* _Data provided_:
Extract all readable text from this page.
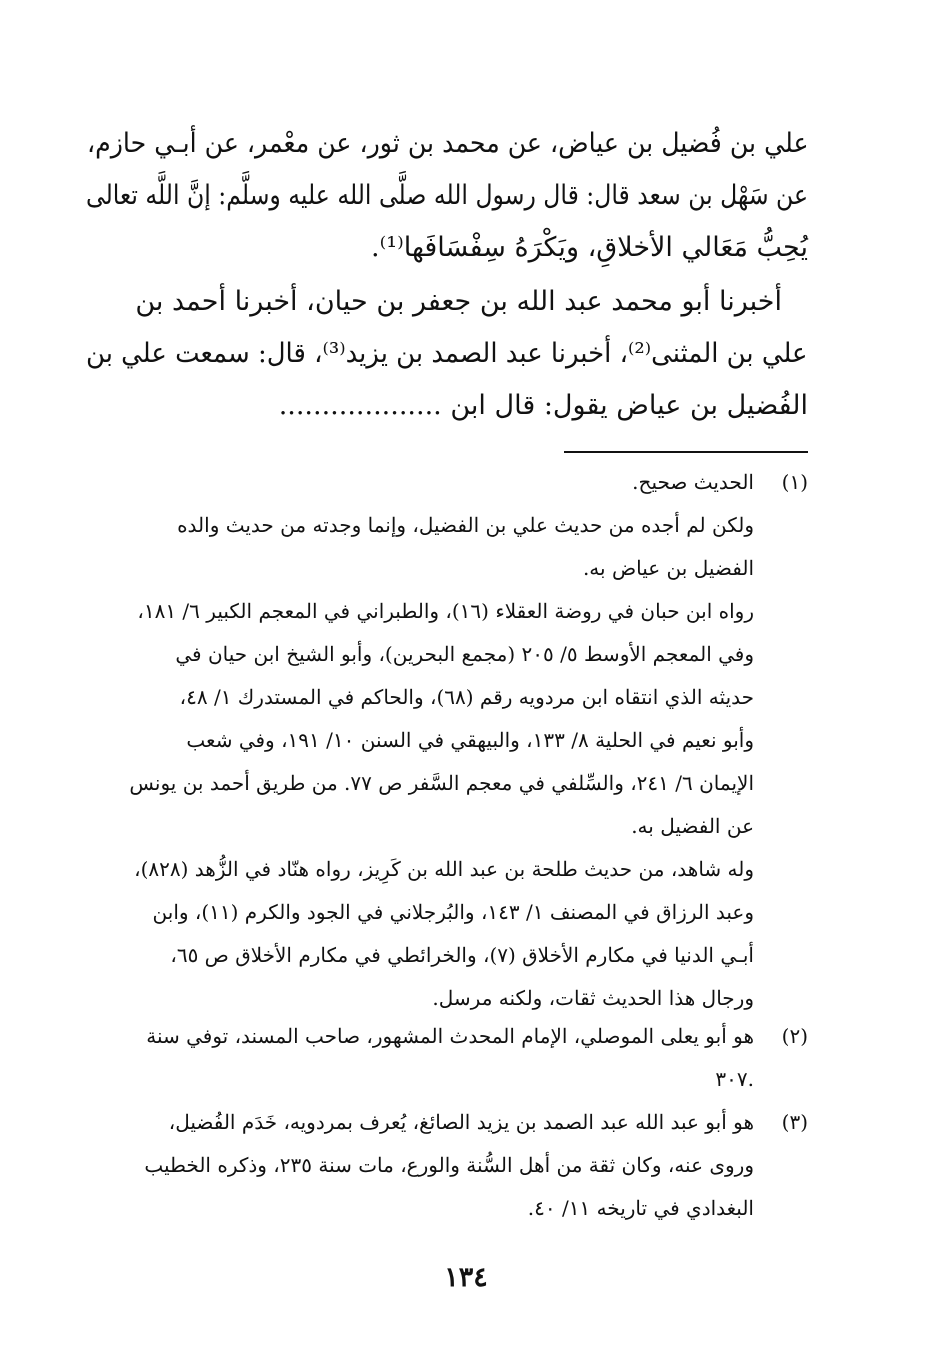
علي بن فُضيل بن عياض، عن محمد بن ثور، عن معْمر، عن أبـي حازم،
عن سَهْل بن سعد قال: قال رسول الله صلَّى الله عليه وسلَّم: إنَّ اللَّه تعالى
يُحِبُّ مَعَالي الأخلاقِ، ويَكْرَهُ سِفْسَافَها⁽¹⁾.
أخبرنا أبو محمد عبد الله بن جعفر بن حيان، أخبرنا أحمد بن
علي بن المثنى⁽²⁾، أخبرنا عبد الصمد بن يزيد⁽³⁾، قال: سمعت علي بن
الفُضيل بن عياض يقول: قال ابن ...................
(١)
الحديث صحيح.
ولكن لم أجده من حديث علي بن الفضيل، وإنما وجدته من حديث والده
الفضيل بن عياض به.
رواه ابن حبان في روضة العقلاء (١٦)، والطبراني في المعجم الكبير ٦/ ١٨١،
وفي المعجم الأوسط ٥/ ٢٠٥ (مجمع البحرين)، وأبو الشيخ ابن حيان في
حديثه الذي انتقاه ابن مردويه رقم (٦٨)، والحاكم في المستدرك ١/ ٤٨،
وأبو نعيم في الحلية ٨/ ١٣٣، والبيهقي في السنن ١٠/ ١٩١، وفي شعب
الإيمان ٦/ ٢٤١، والسِّلفي في معجم السَّفر ص ٧٧. من طريق أحمد بن يونس
عن الفضيل به.
وله شاهد، من حديث طلحة بن عبد الله بن كَرِيز، رواه هنّاد في الزُّهد (٨٢٨)،
وعبد الرزاق في المصنف ١/ ١٤٣، والبُرجلاني في الجود والكرم (١١)، وابن
أبـي الدنيا في مكارم الأخلاق (٧)، والخرائطي في مكارم الأخلاق ص ٦٥،
ورجال هذا الحديث ثقات، ولكنه مرسل.
(٢)
هو أبو يعلى الموصلي، الإمام المحدث المشهور، صاحب المسند، توفي سنة
٣٠٧.
(٣)
هو أبو عبد الله عبد الصمد بن يزيد الصائغ، يُعرف بمردويه، خَدَم الفُضيل،
وروى عنه، وكان ثقة من أهل السُّنة والورع، مات سنة ٢٣٥، وذكره الخطيب
البغدادي في تاريخه ١١/ ٤٠.
١٣٤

* _Requirements_: Copy the entries above faithfully and omit every image.

* _Exercise response_:
Extract all readable text from this page.
علي بن فُضيل بن عياض، عن محمد بن ثور، عن معْمر، عن أبـي حازم،
عن سَهْل بن سعد قال: قال رسول الله صلَّى الله عليه وسلَّم: إنَّ اللَّه تعالى
يُحِبُّ مَعَالي الأخلاقِ، ويَكْرَهُ سِفْسَافَها⁽¹⁾.
أخبرنا أبو محمد عبد الله بن جعفر بن حيان، أخبرنا أحمد بن
علي بن المثنى⁽²⁾، أخبرنا عبد الصمد بن يزيد⁽³⁾، قال: سمعت علي بن
الفُضيل بن عياض يقول: قال ابن ...................
(١)
الحديث صحيح.
ولكن لم أجده من حديث علي بن الفضيل، وإنما وجدته من حديث والده
الفضيل بن عياض به.
رواه ابن حبان في روضة العقلاء (١٦)، والطبراني في المعجم الكبير ٦/ ١٨١،
وفي المعجم الأوسط ٥/ ٢٠٥ (مجمع البحرين)، وأبو الشيخ ابن حيان في
حديثه الذي انتقاه ابن مردويه رقم (٦٨)، والحاكم في المستدرك ١/ ٤٨،
وأبو نعيم في الحلية ٨/ ١٣٣، والبيهقي في السنن ١٠/ ١٩١، وفي شعب
الإيمان ٦/ ٢٤١، والسِّلفي في معجم السَّفر ص ٧٧. من طريق أحمد بن يونس
عن الفضيل به.
وله شاهد، من حديث طلحة بن عبد الله بن كَرِيز، رواه هنّاد في الزُّهد (٨٢٨)،
وعبد الرزاق في المصنف ١/ ١٤٣، والبُرجلاني في الجود والكرم (١١)، وابن
أبـي الدنيا في مكارم الأخلاق (٧)، والخرائطي في مكارم الأخلاق ص ٦٥،
ورجال هذا الحديث ثقات، ولكنه مرسل.
(٢)
هو أبو يعلى الموصلي، الإمام المحدث المشهور، صاحب المسند، توفي سنة
٣٠٧.
(٣)
هو أبو عبد الله عبد الصمد بن يزيد الصائغ، يُعرف بمردويه، خَدَم الفُضيل،
وروى عنه، وكان ثقة من أهل السُّنة والورع، مات سنة ٢٣٥، وذكره الخطيب
البغدادي في تاريخه ١١/ ٤٠.
١٣٤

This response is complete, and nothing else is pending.